TAREFAS:
A) Transcreva literalmente o trecho do texto fornecido de "Já que estamos" até "para torturadores, auto-redentora.".
B) Responda com base no texto fornecido:
(i) De que autor o doutor Pangloss é personagem?
(ii) De que cor é a lanterna mencionada?
(iii) Como Voltaire definia metafísica?

Já que estamos a falar de filosofia, não custa invocar o doutor Pangloss, personagem de Voltaire. Ele é o guru de Cândido, o jovem ingênuo que acreditava que todas as desgraças, no fundo, viriam para melhor. (Pollyanna viria a ser uma personagem mais popular nesse campo do otimismo empedernido.)

No sentido contrário, não consigo enxergar nessa lanterna verde-oliva mais do que uma reafirmação da obscuridade. Uma lanterna para inglês honesto ver, uma verdade para torturadores, auto-redentora.

O próprio Voltaire definia metafísica como procurar, em um quarto escuro, um gato preto que não está lá. Mas aqui estamos novamente às avessas: os torturados estavam lá, os desaparecidos existiram, os mortos se multiplicaram e ainda nem foram devidamente contados. (Pois temos os indígenas, os camponeses.)

REGISTROS EXTRAÍDOS:
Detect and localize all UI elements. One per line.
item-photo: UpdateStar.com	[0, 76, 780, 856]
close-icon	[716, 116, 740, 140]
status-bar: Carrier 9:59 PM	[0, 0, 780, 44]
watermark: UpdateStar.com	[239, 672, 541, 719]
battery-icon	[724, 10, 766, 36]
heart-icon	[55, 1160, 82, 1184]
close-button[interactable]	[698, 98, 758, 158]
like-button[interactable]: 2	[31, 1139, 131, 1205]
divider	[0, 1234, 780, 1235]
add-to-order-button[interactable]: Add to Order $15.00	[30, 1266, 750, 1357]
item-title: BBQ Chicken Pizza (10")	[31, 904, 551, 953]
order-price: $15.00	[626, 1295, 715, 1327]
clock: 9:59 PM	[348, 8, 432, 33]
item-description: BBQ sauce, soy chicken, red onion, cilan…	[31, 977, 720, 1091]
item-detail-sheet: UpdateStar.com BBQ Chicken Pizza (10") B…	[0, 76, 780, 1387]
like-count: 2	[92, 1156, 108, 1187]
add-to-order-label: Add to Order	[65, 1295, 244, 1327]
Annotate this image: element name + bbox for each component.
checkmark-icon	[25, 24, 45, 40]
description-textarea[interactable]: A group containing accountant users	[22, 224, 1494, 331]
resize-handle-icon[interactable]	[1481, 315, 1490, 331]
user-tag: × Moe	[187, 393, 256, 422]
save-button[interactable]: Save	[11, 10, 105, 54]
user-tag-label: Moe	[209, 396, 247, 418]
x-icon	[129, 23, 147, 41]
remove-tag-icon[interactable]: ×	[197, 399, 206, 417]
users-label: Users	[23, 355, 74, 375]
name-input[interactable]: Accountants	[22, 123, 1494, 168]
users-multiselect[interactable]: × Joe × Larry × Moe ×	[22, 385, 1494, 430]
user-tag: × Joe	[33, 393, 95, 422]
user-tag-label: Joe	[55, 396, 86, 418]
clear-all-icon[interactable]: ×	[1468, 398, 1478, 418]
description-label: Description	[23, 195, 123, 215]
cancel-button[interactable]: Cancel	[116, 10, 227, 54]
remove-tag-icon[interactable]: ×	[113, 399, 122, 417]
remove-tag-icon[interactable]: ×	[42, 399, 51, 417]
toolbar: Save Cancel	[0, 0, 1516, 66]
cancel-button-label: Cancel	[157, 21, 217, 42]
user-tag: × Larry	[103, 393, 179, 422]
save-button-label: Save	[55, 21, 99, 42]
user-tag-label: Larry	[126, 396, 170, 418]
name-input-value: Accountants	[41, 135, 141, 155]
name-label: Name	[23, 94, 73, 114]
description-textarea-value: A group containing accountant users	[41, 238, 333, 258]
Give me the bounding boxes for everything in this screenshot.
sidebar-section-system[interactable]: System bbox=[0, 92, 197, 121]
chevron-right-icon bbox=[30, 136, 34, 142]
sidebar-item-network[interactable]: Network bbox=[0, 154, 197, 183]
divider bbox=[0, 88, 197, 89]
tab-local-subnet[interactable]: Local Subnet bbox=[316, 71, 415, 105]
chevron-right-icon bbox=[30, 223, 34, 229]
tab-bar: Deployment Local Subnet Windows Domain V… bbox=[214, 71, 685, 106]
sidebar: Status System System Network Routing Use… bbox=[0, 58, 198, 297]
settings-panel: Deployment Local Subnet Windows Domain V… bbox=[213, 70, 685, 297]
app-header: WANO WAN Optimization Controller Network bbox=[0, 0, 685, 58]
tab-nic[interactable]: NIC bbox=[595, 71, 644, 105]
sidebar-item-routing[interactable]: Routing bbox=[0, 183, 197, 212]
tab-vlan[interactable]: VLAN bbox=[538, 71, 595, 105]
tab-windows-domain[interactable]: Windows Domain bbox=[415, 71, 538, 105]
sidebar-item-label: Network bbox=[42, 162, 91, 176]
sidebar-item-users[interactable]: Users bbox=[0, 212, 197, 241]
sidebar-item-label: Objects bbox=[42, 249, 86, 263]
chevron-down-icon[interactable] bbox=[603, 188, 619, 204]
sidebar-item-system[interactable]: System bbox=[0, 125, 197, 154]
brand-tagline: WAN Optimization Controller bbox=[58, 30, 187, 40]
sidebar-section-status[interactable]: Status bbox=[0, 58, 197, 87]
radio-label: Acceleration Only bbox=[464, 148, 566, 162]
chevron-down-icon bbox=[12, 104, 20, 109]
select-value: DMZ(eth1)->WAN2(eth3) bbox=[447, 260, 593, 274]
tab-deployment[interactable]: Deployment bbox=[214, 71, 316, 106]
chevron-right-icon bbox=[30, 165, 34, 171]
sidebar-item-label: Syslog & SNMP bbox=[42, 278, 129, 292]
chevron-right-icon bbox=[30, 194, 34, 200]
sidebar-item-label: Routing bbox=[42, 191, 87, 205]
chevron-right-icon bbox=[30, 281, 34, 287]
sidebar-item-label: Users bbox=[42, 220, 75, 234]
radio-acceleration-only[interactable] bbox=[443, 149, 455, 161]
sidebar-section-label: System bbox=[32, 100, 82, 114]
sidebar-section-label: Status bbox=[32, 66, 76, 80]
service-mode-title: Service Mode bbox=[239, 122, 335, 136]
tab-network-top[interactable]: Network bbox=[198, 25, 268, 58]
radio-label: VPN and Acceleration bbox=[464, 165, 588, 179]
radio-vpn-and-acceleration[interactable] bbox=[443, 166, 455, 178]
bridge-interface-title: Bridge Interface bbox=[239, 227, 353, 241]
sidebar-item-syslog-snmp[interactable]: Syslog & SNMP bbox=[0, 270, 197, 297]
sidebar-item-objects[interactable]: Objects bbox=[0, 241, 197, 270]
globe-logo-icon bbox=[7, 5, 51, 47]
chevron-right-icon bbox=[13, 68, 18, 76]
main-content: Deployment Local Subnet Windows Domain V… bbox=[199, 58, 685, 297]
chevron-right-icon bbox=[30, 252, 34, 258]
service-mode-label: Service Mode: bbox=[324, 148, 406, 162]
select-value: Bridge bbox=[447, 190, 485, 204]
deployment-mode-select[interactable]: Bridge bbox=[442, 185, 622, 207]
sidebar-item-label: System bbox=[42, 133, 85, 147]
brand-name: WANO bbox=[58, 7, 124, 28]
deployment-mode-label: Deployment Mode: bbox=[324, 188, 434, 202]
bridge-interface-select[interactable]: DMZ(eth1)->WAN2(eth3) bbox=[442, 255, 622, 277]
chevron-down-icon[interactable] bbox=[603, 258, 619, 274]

RESPOSTAS:
A)
Já que estamos a falar de filosofia, não custa invocar o doutor Pangloss, personagem de Voltaire. Ele é o guru de Cândido, o jovem ingênuo que acreditava que todas as desgraças, no fundo, viriam para melhor. (Pollyanna viria a ser uma personagem mais popular nesse campo do otimismo empedernido.)

No sentido contrário, não consigo enxergar nessa lanterna verde-oliva mais do que uma reafirmação da obscuridade. Uma lanterna para inglês honesto ver, uma verdade para torturadores, auto-redentora.

B)
(i) De Voltaire.
(ii) Verde-oliva.
(iii) Como procurar, em um quarto escuro, um gato preto que não está lá.